### PROBLEM DESCRIPTION
Go through the data below and copy it exactly, skipping every picture.

(begin)

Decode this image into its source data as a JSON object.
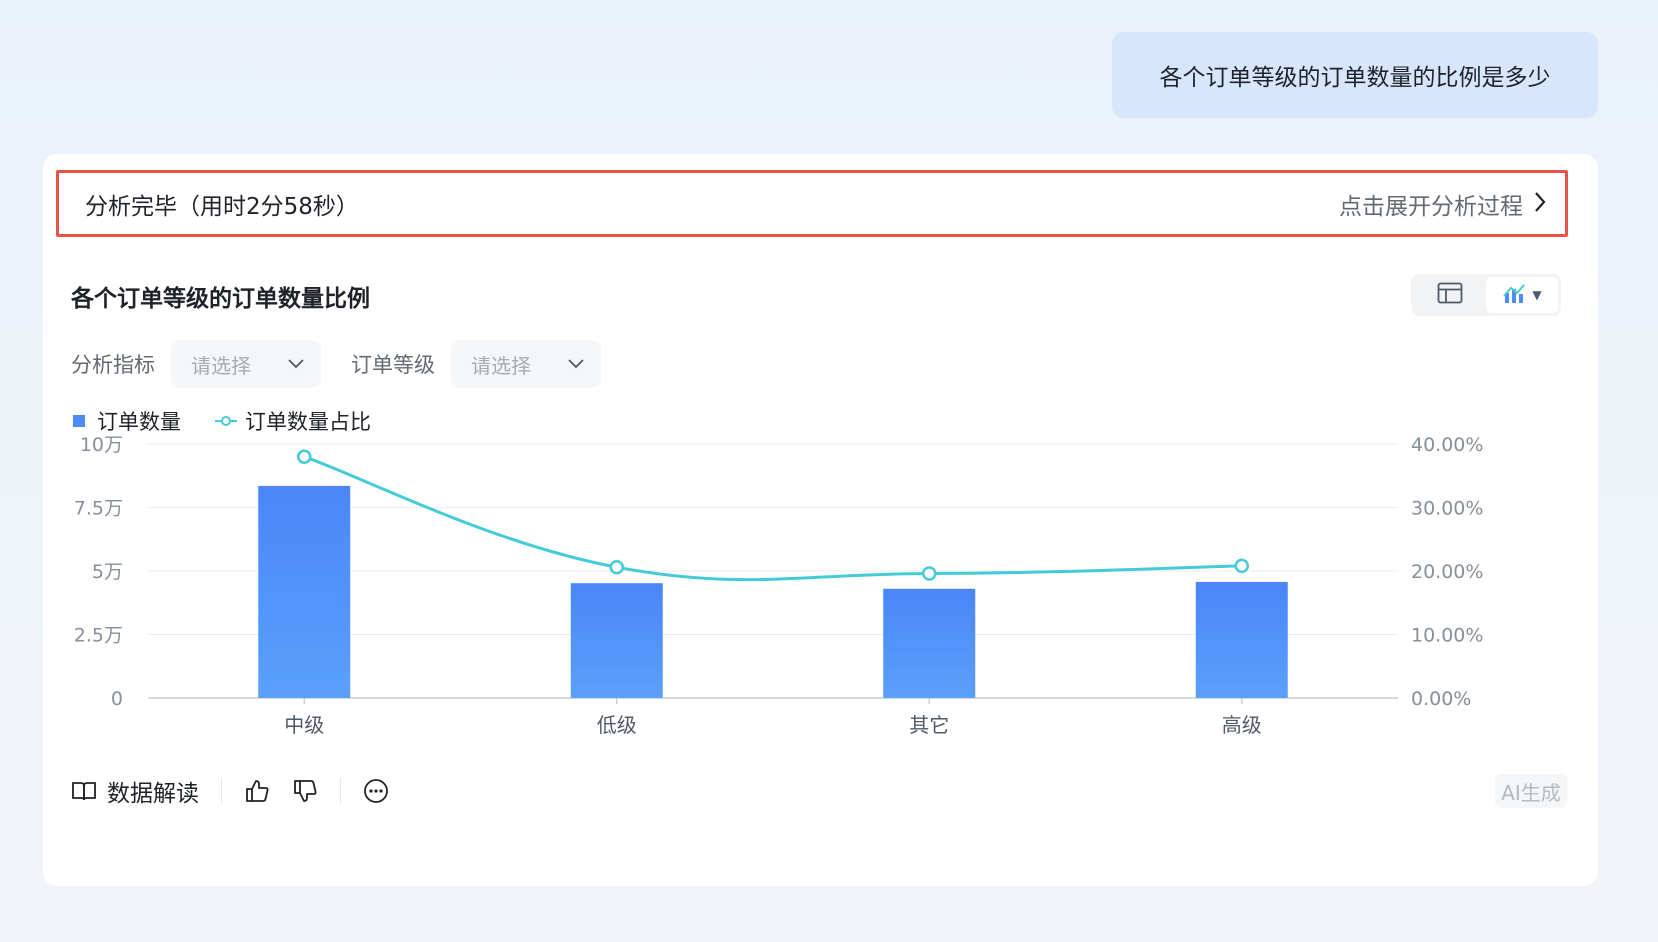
{
  "question": "各个订单等级的订单数量的比例是多少",
  "analysis": {
    "status": "分析完毕（用时2分58秒）",
    "expand_label": "点击展开分析过程"
  },
  "chart_title": "各个订单等级的订单数量比例",
  "view_switch": {
    "options": [
      "table-icon",
      "chart-icon"
    ],
    "active": "chart-icon"
  },
  "filters": [
    {
      "label": "分析指标",
      "placeholder": "请选择"
    },
    {
      "label": "订单等级",
      "placeholder": "请选择"
    }
  ],
  "legend": {
    "bar": "订单数量",
    "line": "订单数量占比"
  },
  "footer": {
    "read_label": "数据解读",
    "ai_tag": "AI生成"
  },
  "colors": {
    "bar_top": "#4a86f7",
    "bar_bottom": "#5aa0fb",
    "line": "#45cbd7",
    "highlight_border": "#e5534b"
  },
  "chart_data": {
    "type": "bar",
    "categories": [
      "中级",
      "低级",
      "其它",
      "高级"
    ],
    "series": [
      {
        "name": "订单数量",
        "type": "bar",
        "axis": "left",
        "values": [
          83500,
          45200,
          43000,
          45700
        ]
      },
      {
        "name": "订单数量占比",
        "type": "line",
        "axis": "right",
        "values": [
          38.0,
          20.6,
          19.6,
          20.8
        ]
      }
    ],
    "y_left": {
      "ticks": [
        "0",
        "2.5万",
        "5万",
        "7.5万",
        "10万"
      ],
      "ylim": [
        0,
        100000
      ]
    },
    "y_right": {
      "ticks": [
        "0.00%",
        "10.00%",
        "20.00%",
        "30.00%",
        "40.00%"
      ],
      "ylim": [
        0,
        40
      ]
    },
    "grid": true,
    "legend_position": "top-left"
  }
}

(end)

### RESULT FOR THIS EXERCISE
Decode this image into its source data as a JSON object.
{
  "question": "各个订单等级的订单数量的比例是多少",
  "analysis": {
    "status": "分析完毕（用时2分58秒）",
    "expand_label": "点击展开分析过程"
  },
  "chart_title": "各个订单等级的订单数量比例",
  "view_switch": {
    "options": [
      "table-icon",
      "chart-icon"
    ],
    "active": "chart-icon"
  },
  "filters": [
    {
      "label": "分析指标",
      "placeholder": "请选择"
    },
    {
      "label": "订单等级",
      "placeholder": "请选择"
    }
  ],
  "legend": {
    "bar": "订单数量",
    "line": "订单数量占比"
  },
  "footer": {
    "read_label": "数据解读",
    "ai_tag": "AI生成"
  },
  "colors": {
    "bar_top": "#4a86f7",
    "bar_bottom": "#5aa0fb",
    "line": "#45cbd7",
    "highlight_border": "#e5534b"
  },
  "chart_data": {
    "type": "bar",
    "categories": [
      "中级",
      "低级",
      "其它",
      "高级"
    ],
    "series": [
      {
        "name": "订单数量",
        "type": "bar",
        "axis": "left",
        "values": [
          83500,
          45200,
          43000,
          45700
        ]
      },
      {
        "name": "订单数量占比",
        "type": "line",
        "axis": "right",
        "values": [
          38.0,
          20.6,
          19.6,
          20.8
        ]
      }
    ],
    "y_left": {
      "ticks": [
        "0",
        "2.5万",
        "5万",
        "7.5万",
        "10万"
      ],
      "ylim": [
        0,
        100000
      ]
    },
    "y_right": {
      "ticks": [
        "0.00%",
        "10.00%",
        "20.00%",
        "30.00%",
        "40.00%"
      ],
      "ylim": [
        0,
        40
      ]
    },
    "grid": true,
    "legend_position": "top-left"
  }
}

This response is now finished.